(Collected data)
═══

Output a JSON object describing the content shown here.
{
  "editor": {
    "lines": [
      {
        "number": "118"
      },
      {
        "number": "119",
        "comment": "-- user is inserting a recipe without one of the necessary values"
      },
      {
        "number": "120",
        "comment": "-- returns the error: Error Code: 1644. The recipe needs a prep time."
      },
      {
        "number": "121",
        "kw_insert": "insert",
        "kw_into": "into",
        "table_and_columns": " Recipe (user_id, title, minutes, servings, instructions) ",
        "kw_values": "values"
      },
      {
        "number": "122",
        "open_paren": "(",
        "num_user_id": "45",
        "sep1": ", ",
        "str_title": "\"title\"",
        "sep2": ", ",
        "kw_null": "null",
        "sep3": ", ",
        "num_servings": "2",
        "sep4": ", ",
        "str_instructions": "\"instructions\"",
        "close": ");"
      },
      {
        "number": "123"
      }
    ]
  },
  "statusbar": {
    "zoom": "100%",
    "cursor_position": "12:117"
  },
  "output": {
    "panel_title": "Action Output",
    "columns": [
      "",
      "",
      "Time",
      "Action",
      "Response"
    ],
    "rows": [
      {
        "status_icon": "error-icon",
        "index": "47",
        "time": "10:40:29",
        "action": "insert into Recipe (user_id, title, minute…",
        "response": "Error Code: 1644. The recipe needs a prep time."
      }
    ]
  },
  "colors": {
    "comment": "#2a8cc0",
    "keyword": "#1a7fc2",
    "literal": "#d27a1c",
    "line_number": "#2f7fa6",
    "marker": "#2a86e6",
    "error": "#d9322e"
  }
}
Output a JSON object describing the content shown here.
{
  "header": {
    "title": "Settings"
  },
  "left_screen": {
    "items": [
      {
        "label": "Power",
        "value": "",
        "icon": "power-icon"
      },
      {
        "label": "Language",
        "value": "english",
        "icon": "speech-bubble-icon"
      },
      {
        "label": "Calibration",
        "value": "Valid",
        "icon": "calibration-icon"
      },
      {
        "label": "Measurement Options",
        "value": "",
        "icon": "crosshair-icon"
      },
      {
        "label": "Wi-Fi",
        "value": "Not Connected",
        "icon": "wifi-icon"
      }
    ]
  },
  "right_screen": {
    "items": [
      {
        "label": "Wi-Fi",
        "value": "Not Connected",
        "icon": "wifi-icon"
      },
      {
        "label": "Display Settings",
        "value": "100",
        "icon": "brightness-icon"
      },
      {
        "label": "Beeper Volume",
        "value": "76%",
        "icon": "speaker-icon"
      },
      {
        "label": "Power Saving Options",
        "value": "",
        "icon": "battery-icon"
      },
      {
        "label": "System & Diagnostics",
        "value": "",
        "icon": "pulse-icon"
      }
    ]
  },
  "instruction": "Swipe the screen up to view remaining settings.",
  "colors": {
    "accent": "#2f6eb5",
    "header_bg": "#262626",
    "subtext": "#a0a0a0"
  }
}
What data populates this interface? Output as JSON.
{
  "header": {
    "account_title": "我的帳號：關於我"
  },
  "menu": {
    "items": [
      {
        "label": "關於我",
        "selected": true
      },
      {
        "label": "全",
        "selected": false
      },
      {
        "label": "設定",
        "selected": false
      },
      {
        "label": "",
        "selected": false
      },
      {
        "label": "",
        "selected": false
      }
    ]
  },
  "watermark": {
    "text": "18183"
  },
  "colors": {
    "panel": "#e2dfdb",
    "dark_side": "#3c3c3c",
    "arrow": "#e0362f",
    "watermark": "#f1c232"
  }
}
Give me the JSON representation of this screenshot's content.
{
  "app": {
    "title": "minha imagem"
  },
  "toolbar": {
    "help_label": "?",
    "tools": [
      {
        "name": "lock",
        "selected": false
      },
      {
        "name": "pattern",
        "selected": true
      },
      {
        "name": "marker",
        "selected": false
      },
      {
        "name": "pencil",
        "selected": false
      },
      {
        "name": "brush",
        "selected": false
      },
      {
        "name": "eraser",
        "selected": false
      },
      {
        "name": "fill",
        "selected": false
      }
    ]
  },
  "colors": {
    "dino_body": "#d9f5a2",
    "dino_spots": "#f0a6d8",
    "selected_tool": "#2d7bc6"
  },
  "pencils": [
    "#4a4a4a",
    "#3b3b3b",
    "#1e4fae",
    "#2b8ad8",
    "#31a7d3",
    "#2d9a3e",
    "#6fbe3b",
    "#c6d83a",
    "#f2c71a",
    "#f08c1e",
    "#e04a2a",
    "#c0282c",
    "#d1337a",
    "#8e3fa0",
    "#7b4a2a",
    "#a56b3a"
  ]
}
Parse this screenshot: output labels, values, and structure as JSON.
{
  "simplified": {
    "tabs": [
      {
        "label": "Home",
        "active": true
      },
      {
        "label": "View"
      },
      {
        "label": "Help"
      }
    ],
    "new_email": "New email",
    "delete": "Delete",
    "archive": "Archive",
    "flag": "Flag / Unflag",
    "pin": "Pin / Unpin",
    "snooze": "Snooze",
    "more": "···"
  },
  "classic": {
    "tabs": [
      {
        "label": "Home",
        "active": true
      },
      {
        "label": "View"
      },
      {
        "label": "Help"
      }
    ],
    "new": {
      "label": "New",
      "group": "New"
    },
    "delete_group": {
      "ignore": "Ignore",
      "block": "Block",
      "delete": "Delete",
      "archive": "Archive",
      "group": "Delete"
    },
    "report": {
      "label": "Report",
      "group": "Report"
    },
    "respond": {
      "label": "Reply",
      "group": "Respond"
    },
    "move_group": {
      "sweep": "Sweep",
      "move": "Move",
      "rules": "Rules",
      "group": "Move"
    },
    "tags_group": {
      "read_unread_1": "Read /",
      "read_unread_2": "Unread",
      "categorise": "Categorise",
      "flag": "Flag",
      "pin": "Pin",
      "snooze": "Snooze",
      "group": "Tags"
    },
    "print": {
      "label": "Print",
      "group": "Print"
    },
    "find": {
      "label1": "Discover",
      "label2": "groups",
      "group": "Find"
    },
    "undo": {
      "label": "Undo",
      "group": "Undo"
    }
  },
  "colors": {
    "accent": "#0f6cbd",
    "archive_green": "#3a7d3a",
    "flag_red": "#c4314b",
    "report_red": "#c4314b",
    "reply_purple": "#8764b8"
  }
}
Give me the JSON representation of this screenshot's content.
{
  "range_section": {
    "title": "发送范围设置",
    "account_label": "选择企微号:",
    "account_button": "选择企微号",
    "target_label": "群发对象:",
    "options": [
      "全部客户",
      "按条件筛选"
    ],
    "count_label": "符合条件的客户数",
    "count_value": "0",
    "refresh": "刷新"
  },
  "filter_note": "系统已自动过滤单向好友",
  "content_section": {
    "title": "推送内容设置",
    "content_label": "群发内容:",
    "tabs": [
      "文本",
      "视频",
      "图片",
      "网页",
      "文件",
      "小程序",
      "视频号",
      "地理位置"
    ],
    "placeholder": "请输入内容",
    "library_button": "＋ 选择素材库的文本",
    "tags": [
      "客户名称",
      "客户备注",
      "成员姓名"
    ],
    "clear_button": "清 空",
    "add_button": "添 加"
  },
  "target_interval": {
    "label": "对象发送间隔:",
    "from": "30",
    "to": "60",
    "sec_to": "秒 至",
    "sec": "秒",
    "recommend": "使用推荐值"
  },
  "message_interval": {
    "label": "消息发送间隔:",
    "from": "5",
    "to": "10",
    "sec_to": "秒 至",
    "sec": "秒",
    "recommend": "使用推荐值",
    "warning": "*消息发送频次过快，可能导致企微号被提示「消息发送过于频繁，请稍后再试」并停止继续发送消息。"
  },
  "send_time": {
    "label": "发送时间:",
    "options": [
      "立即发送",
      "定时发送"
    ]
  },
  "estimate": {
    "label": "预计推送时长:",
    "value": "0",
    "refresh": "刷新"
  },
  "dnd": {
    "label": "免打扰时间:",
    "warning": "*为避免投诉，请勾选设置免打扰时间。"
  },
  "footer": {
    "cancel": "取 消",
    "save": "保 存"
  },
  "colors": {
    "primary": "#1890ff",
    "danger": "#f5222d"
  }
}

═══

YOUR TASK: Pull every line containing "needs" from the data.

PROBLEM SOLUTION:
        "comment": "-- returns the error: Error Code: 1644. The recipe needs a prep time."
        "response": "Error Code: 1644. The recipe needs a prep time."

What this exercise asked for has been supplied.